TASK OBJECTIVE: In the entries below, find the lines that contain the word "Photometric" and copy them.

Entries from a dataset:
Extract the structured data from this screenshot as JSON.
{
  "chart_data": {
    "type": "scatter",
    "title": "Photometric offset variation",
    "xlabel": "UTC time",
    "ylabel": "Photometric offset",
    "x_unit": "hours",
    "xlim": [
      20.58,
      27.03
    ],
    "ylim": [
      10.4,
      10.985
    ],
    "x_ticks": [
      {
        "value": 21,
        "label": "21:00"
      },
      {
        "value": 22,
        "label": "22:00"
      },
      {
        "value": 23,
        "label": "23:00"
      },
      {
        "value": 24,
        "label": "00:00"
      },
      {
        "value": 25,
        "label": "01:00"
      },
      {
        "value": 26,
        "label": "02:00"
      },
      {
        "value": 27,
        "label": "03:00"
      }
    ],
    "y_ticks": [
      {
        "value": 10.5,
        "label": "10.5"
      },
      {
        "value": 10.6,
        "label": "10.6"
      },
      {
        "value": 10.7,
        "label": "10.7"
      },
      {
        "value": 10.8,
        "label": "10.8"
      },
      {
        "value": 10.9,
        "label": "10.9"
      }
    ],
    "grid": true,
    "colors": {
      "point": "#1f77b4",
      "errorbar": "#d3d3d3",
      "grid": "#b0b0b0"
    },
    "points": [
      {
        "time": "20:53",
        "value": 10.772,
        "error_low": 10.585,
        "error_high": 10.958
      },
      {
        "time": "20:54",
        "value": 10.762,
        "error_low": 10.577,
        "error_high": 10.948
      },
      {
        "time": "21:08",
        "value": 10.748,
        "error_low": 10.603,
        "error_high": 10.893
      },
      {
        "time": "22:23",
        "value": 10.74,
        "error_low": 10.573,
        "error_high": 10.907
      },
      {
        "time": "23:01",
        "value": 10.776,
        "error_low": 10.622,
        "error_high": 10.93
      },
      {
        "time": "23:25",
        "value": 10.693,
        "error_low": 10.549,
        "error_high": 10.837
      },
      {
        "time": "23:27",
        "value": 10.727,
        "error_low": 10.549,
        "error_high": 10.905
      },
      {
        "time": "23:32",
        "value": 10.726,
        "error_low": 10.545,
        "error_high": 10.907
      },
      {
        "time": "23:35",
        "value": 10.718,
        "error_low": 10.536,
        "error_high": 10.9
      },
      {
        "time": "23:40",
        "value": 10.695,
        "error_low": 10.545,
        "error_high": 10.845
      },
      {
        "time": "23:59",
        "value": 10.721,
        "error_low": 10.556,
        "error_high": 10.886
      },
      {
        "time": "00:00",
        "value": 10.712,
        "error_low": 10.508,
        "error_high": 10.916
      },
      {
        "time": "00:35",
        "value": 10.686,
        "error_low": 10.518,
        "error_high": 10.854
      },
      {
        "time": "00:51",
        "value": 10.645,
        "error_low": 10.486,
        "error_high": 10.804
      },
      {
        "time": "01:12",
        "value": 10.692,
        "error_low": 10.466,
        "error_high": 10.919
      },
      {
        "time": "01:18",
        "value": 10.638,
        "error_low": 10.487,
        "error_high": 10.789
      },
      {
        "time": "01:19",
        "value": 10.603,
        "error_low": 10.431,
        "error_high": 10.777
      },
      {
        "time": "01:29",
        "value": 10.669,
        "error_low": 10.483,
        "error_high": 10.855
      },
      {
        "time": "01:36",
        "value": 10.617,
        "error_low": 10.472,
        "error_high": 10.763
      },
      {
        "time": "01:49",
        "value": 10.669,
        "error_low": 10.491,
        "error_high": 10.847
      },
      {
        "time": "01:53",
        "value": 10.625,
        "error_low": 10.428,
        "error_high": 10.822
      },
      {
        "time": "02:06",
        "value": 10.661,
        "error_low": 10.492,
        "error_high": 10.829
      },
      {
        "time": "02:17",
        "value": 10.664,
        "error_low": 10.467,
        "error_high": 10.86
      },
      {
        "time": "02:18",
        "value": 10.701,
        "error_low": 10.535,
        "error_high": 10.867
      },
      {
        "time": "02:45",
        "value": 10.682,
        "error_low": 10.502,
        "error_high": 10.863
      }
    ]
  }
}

RESULT FOR THIS EXERCISE:
    "title": "Photometric offset variation",
    "ylabel": "Photometric offset",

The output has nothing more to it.